▶ [SOURCE DATA]:

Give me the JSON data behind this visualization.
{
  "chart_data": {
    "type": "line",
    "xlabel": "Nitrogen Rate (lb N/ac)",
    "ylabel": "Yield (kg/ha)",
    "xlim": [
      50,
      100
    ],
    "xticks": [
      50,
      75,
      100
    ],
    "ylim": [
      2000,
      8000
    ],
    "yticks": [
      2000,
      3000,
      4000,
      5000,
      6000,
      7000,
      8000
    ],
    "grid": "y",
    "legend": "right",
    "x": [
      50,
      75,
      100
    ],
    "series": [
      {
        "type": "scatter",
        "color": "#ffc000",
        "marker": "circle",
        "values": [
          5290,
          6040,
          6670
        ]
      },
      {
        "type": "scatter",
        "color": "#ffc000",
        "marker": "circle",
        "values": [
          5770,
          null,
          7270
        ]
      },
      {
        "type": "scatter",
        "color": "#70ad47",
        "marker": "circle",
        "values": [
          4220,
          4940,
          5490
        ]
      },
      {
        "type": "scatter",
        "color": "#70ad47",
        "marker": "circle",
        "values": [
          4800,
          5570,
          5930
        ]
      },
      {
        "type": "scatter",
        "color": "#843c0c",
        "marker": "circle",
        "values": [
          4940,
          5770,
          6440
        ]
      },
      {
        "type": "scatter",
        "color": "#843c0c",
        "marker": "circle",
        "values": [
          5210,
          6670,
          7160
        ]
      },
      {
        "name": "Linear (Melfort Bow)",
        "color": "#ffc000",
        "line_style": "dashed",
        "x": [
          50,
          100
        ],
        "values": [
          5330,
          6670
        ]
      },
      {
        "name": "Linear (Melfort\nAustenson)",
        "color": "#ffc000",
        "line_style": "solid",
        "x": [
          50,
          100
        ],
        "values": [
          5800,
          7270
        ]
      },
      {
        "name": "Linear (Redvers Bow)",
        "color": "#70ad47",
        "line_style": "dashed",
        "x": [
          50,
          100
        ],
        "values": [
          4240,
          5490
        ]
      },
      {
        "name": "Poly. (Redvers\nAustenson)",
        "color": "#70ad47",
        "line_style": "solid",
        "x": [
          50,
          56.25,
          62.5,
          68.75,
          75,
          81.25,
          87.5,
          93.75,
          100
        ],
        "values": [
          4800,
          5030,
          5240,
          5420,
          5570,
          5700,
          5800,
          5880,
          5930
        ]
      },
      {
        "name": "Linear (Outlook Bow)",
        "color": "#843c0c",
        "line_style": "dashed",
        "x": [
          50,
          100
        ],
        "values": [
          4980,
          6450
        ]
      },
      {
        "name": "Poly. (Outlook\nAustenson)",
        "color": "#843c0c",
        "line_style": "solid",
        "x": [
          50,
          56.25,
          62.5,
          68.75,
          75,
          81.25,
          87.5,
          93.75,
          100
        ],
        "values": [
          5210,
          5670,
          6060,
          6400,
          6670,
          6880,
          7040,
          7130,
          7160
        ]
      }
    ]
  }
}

▶ [WHAT NEEDS TO BE DONE]: Check each line above for the string "Poly", then copy the ones that have it.

▶ [EXPECTED ANSWER]:
        "name": "Poly. (Redvers\nAustenson)",
        "name": "Poly. (Outlook\nAustenson)",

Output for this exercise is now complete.